## Task prompt:
Filter these entries so that only lines with the word "liabilities" remain.

Recorded data:
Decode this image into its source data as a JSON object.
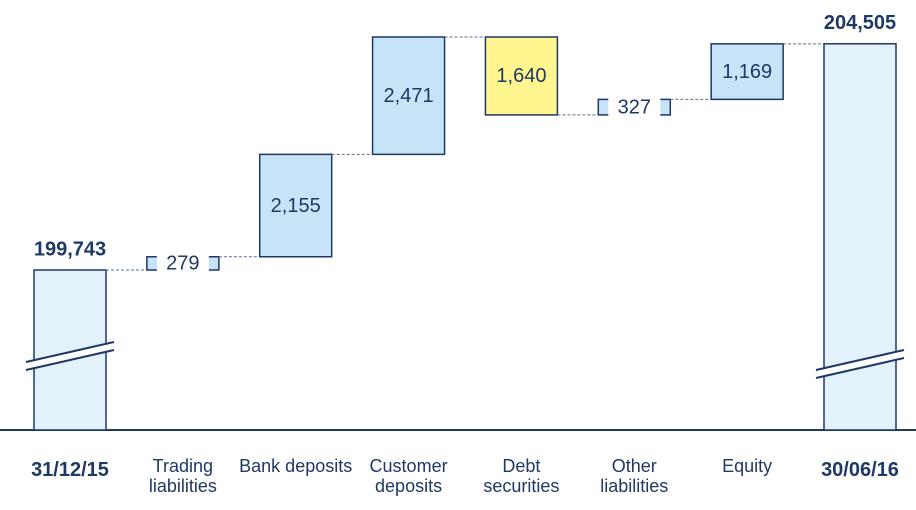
{
  "chart_data": {
    "type": "waterfall",
    "categories": [
      "31/12/15",
      "Trading liabilities",
      "Bank deposits",
      "Customer deposits",
      "Debt securities",
      "Other liabilities",
      "Equity",
      "30/06/16"
    ],
    "values": [
      199743,
      279,
      2155,
      2471,
      -1640,
      327,
      1169,
      204505
    ],
    "value_labels": [
      "199,743",
      "279",
      "2,155",
      "2,471",
      "1,640",
      "327",
      "1,169",
      "204,505"
    ],
    "colors": [
      "#e3f1fb",
      "#c6e3f7",
      "#c6e3f7",
      "#c6e3f7",
      "#fff68f",
      "#c6e3f7",
      "#c6e3f7",
      "#e3f1fb"
    ]
  }
}
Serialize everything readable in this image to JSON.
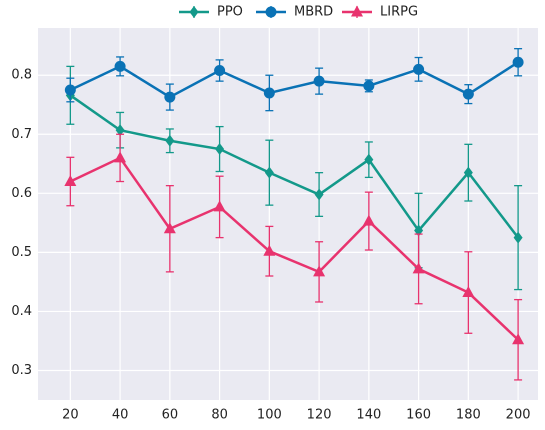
{
  "chart_data": {
    "type": "line",
    "x": [
      20,
      40,
      60,
      80,
      100,
      120,
      140,
      160,
      180,
      200
    ],
    "xlim": [
      7,
      208
    ],
    "xticks": [
      20,
      40,
      60,
      80,
      100,
      120,
      140,
      160,
      180,
      200
    ],
    "ylim": [
      0.25,
      0.88
    ],
    "yticks": [
      0.3,
      0.4,
      0.5,
      0.6,
      0.7,
      0.8
    ],
    "grid": true,
    "legend": "top",
    "series": [
      {
        "name": "PPO",
        "color": "#13998a",
        "marker": "diamond",
        "values": [
          0.766,
          0.707,
          0.689,
          0.675,
          0.635,
          0.598,
          0.657,
          0.537,
          0.635,
          0.525
        ],
        "errors": [
          0.049,
          0.03,
          0.02,
          0.038,
          0.055,
          0.037,
          0.03,
          0.063,
          0.048,
          0.088
        ]
      },
      {
        "name": "MBRD",
        "color": "#0a72b5",
        "marker": "circle",
        "values": [
          0.775,
          0.815,
          0.763,
          0.808,
          0.77,
          0.79,
          0.782,
          0.81,
          0.768,
          0.822
        ],
        "errors": [
          0.02,
          0.016,
          0.022,
          0.018,
          0.03,
          0.022,
          0.01,
          0.02,
          0.016,
          0.023
        ]
      },
      {
        "name": "LIRPG",
        "color": "#e8336e",
        "marker": "triangle",
        "values": [
          0.62,
          0.66,
          0.54,
          0.577,
          0.502,
          0.467,
          0.553,
          0.472,
          0.432,
          0.352
        ],
        "errors": [
          0.041,
          0.04,
          0.073,
          0.052,
          0.042,
          0.051,
          0.049,
          0.059,
          0.069,
          0.068
        ]
      }
    ]
  }
}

## Response:
      "Trading liabilities",
      "Other liabilities",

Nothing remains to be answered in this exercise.